_Prompt 1:_ According to the market commentary, how large was the order BA received?
_Prompt 2:_ Can you summarize the market commentary in three sentences?

_Source excerpt:_
One salient point from this anecdotal compendium is that the economic activity has continued to expand across all 12 Fed districts, but the economy shows some signs of slowing. Consumer spending continues to increase. Wage pressures appear to be impacting only a few districts, but the Beige Book repeated Bies' comment that employers are having difficulty finding certain skilled workers. Energy costs are being passed on to a greater degree than previously, inflation pressures are firmer than they had been previously and growth appears to be cooling. Although not particularly cheerful news, these salient points do not appear to differ greatly from the message that numerous FOMC members have been expounding for several weeks. What may be new is the degree to which energy costs are being passed through.

After the release of the Beige Book, if the time stamp is correct, Dallas Fed chief Fisher spoke again, and again addressed the issue of whether the FOMC might go too far in raising rates. He assured listeners that, while it's a judgment call, FOMC members are trying to ensure that they do not go too far. Some interpreted these comments and others to mean that he thinks that the next tightening might produce a needed tempering of inflation pressures. Other experts still worry, given the well-known tendency of inflation to keep rising after the last tightening and the current FOMC members' intention to keep tightening until inflation is under control. They may not allow that typical continued but temporary increase in inflation, but insist on stamping it out before they let up, stamping out the economy along with inflation.

Some individual companies contributed to the outlook and the afternoon bounce. In addition to the upgrades received by some chip-related companies, BA received a Goldman Sach's upgrade after receiving another huge order. This one amounts to $4.5 billion. BA helped lead the blue chips stocks higher, gaining 6.53 percent by the close. Yesterday's story stock, QCOM, gained 3.36 percent, but as I page through random lists of stocks, I notice HDI up 4.39 percent, LLY up 3.02 percent, and one of tomorrow's reporting companies, KBH, up 2.20 percent.

The list of reporting companies for tomorrow is small. Continuing the parade of financials reporting this week, Bear Stearns (BSC) reports tomorrow before the open. Other reporting companies include ADBE, the already-mentioned KBH, PIR and PGR.

_Provided data:_
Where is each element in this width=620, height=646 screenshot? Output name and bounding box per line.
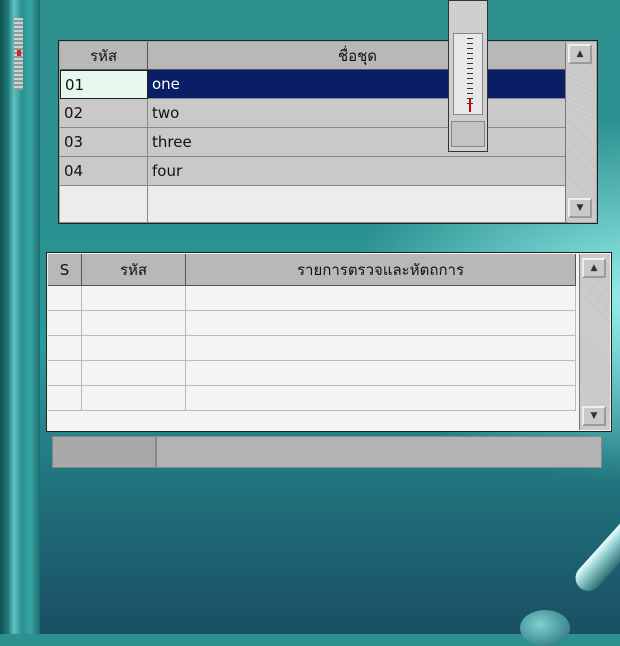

_Complete response 1:_ $4.5 billion.

_Complete response 2:_ The Beige Book showed economic activity still expanding across all 12 Fed districts, with rising consumer spending, firmer inflation pressures, more pass-through of energy costs, and signs that growth is cooling. After its release, Dallas Fed chief Fisher said FOMC members are trying not to go too far in raising rates, though some experts still worry the committee will keep tightening until it stamps out the economy along with inflation. Individual stocks helped drive the afternoon bounce, led by BA's 6.53 percent gain after a Goldman Sachs upgrade and another huge order, and tomorrow's small list of reporting companies includes Bear Stearns, ADBE, KBH, PIR and PGR.